In the listing below, pick out lines with "Reporting".

Figure collection entries
┌────────
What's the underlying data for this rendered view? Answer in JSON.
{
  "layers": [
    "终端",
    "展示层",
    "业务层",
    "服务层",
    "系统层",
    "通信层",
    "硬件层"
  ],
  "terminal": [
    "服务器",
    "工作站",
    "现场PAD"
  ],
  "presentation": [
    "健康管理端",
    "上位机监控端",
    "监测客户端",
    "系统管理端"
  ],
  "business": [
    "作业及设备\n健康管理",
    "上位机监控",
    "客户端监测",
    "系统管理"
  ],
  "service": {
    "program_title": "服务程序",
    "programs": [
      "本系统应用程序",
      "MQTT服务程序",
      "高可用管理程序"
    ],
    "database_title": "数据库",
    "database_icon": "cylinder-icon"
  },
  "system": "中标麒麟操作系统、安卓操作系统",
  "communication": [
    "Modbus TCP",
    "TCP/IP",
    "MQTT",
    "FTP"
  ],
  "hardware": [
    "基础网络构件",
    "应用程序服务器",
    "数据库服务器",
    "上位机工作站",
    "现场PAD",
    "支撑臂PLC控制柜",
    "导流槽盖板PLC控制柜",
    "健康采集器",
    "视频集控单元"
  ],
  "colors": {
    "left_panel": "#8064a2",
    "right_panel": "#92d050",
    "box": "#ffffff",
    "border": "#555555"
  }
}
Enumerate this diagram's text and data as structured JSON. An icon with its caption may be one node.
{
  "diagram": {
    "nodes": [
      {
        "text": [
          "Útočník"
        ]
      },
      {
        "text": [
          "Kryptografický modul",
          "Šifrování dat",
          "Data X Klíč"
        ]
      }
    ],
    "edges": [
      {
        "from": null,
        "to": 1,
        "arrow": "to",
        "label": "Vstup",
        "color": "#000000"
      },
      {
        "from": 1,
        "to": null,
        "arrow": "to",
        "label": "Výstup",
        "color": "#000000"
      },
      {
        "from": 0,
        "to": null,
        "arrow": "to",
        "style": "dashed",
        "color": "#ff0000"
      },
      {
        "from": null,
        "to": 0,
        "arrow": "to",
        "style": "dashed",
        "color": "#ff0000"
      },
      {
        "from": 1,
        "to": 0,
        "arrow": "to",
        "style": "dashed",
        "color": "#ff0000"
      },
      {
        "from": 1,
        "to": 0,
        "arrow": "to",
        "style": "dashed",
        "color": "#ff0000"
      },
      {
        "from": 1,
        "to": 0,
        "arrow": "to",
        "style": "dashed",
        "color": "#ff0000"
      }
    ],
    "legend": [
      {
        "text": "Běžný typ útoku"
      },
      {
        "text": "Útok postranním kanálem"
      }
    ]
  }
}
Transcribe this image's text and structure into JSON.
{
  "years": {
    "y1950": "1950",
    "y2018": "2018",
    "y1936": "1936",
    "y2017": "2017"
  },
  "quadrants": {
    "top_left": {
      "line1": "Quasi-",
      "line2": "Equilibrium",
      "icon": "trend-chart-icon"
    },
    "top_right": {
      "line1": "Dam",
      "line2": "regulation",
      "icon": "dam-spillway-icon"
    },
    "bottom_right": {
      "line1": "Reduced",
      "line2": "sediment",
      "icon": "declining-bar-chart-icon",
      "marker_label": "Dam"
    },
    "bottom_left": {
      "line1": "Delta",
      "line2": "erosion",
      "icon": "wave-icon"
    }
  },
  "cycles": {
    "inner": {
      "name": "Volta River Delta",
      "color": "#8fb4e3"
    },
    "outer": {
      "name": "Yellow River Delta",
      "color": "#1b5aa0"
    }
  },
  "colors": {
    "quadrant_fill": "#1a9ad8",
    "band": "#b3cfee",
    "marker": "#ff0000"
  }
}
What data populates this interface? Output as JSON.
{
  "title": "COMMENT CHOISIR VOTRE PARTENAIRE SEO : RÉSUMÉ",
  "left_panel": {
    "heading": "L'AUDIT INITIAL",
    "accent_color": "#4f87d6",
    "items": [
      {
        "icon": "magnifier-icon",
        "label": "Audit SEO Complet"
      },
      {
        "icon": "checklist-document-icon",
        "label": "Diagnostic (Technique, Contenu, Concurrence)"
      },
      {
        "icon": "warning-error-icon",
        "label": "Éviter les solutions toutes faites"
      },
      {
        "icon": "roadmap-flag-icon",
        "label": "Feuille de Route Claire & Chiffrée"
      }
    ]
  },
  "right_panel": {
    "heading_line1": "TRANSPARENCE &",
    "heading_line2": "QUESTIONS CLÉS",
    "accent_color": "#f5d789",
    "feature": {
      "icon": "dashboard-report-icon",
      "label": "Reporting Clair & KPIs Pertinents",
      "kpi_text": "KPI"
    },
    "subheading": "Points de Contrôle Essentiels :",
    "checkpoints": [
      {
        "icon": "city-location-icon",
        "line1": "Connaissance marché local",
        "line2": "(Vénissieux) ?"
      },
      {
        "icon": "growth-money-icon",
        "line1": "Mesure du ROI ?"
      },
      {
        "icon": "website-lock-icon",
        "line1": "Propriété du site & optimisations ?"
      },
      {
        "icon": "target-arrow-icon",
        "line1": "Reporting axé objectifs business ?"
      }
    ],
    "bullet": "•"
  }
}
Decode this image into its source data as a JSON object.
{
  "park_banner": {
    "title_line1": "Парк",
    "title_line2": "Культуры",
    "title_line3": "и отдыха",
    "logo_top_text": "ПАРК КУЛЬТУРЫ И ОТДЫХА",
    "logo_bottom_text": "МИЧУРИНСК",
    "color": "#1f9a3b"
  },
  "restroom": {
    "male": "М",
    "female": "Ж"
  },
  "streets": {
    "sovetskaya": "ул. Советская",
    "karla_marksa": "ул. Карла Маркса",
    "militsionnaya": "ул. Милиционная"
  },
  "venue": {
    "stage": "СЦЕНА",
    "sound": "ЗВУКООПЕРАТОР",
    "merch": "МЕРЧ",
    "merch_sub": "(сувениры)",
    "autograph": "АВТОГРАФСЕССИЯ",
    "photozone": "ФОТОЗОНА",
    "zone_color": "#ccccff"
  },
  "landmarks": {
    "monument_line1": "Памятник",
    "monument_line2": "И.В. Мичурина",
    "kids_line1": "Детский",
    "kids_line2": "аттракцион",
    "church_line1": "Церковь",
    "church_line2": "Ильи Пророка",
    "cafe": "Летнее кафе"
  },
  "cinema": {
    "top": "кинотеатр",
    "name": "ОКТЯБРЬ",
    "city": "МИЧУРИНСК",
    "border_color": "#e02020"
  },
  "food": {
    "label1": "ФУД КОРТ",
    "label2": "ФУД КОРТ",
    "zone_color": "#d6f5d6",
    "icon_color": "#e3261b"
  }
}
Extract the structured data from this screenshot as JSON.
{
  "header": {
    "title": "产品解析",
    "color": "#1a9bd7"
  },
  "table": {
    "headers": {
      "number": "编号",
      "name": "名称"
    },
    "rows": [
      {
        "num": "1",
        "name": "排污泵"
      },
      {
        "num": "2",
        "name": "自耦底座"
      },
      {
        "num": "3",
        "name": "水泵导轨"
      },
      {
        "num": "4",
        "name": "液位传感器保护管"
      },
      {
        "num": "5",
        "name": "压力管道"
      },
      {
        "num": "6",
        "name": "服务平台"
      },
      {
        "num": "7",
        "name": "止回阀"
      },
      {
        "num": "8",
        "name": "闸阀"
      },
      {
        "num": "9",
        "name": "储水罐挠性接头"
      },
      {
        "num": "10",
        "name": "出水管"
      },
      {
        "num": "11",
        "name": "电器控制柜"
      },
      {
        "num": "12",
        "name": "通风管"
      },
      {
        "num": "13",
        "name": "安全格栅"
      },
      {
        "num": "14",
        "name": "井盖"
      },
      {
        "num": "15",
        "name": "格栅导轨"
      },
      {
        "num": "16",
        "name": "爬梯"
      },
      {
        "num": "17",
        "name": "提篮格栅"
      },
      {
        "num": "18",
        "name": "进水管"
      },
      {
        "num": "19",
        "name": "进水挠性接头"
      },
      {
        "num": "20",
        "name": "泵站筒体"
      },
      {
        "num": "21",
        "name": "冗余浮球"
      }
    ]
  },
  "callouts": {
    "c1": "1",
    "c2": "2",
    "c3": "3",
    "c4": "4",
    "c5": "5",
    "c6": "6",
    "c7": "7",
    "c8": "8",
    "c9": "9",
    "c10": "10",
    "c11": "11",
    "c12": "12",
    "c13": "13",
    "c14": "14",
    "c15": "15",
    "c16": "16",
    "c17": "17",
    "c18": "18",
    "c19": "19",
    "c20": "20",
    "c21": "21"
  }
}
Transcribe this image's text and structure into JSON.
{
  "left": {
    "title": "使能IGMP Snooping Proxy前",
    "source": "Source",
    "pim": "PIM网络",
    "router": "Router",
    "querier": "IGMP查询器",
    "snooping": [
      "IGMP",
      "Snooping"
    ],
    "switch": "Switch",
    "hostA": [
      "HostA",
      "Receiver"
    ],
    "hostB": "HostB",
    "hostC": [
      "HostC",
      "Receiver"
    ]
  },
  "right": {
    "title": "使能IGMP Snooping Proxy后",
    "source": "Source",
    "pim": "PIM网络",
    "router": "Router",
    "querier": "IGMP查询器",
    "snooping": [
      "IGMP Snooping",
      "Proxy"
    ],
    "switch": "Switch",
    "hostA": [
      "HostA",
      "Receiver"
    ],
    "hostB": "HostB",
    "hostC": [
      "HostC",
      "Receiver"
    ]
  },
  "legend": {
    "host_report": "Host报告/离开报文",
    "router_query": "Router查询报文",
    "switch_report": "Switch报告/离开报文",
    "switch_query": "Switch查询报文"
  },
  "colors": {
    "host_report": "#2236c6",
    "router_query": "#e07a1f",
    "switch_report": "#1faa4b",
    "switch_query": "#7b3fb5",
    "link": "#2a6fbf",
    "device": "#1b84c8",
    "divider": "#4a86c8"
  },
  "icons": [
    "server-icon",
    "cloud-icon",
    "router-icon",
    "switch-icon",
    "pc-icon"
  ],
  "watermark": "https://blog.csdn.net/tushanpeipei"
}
└────────
**WRITTEN REPLY:**
      "label": "Reporting Clair & KPIs Pertinents",
        "line1": "Reporting axé objectifs business ?"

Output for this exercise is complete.